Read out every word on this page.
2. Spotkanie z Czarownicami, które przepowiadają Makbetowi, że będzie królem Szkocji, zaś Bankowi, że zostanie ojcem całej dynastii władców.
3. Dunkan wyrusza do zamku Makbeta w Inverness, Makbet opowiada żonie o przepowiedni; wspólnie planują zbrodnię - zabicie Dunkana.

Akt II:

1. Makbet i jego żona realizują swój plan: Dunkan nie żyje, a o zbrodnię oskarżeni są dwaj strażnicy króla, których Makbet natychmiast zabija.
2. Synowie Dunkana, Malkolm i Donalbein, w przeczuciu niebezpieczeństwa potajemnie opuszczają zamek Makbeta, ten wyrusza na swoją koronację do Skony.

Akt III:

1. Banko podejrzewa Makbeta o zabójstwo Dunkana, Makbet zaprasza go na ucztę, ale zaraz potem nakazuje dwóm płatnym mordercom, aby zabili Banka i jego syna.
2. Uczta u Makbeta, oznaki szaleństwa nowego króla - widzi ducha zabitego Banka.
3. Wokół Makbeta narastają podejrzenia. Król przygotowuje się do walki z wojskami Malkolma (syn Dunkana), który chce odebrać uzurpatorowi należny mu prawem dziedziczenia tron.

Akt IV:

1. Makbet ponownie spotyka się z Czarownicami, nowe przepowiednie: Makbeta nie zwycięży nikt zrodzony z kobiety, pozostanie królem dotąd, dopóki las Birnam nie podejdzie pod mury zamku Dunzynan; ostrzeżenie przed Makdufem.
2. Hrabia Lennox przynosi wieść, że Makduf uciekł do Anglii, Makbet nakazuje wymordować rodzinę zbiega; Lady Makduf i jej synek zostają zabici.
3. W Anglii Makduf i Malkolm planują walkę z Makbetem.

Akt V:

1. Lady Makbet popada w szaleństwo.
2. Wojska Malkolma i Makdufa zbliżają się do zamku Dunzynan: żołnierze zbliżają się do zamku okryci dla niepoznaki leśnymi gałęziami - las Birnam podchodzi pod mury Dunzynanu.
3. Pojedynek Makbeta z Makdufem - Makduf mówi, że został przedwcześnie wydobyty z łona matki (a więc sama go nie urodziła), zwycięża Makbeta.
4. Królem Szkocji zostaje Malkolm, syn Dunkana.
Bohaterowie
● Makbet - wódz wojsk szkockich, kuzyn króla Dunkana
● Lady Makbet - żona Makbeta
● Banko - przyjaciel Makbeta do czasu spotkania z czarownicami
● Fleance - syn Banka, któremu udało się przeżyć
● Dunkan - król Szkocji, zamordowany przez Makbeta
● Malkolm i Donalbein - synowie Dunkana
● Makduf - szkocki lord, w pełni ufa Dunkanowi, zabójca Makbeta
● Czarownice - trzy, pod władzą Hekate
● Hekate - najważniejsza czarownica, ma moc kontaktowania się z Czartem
────────────────────────────────────────
**Given problem:** Scan the listing above for the word "Malkolma" and copy every line that holds it.

**Answer below:**
3. Wokół Makbeta narastają podejrzenia. Król przygotowuje się do walki z wojskami Malkolma (syn Dunkana), który chce odebrać uzurpatorowi należny mu prawem dziedziczenia tron.
2. Wojska Malkolma i Makdufa zbliżają się do zamku Dunzynan: żołnierze zbliżają się do zamku okryci dla niepoznaki leśnymi gałęziami - las Birnam podchodzi pod mury Dunzynanu.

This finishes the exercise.